— Required work —
Reproduce all lines of the listing below in which the word "Ronak" occurs.

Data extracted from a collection
— begin —

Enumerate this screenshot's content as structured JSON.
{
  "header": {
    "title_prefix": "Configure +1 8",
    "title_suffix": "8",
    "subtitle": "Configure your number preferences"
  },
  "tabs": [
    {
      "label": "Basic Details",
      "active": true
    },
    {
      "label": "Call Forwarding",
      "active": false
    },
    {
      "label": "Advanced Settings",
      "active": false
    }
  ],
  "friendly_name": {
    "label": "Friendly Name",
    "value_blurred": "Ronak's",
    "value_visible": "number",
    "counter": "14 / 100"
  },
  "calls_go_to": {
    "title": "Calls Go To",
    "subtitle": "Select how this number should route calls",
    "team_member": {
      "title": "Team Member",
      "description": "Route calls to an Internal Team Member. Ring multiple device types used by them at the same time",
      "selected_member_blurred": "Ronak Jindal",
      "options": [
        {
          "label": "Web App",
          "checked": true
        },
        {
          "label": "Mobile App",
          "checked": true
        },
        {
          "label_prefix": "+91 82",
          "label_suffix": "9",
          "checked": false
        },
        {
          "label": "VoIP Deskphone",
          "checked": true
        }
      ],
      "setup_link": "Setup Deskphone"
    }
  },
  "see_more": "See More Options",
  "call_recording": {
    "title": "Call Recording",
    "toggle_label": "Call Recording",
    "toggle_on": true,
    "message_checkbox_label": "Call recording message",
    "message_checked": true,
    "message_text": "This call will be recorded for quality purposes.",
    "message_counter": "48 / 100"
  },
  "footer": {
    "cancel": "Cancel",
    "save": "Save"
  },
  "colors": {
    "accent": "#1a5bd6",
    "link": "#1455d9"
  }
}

— end —

— Task result —
    "value_blurred": "Ronak's",
      "selected_member_blurred": "Ronak Jindal",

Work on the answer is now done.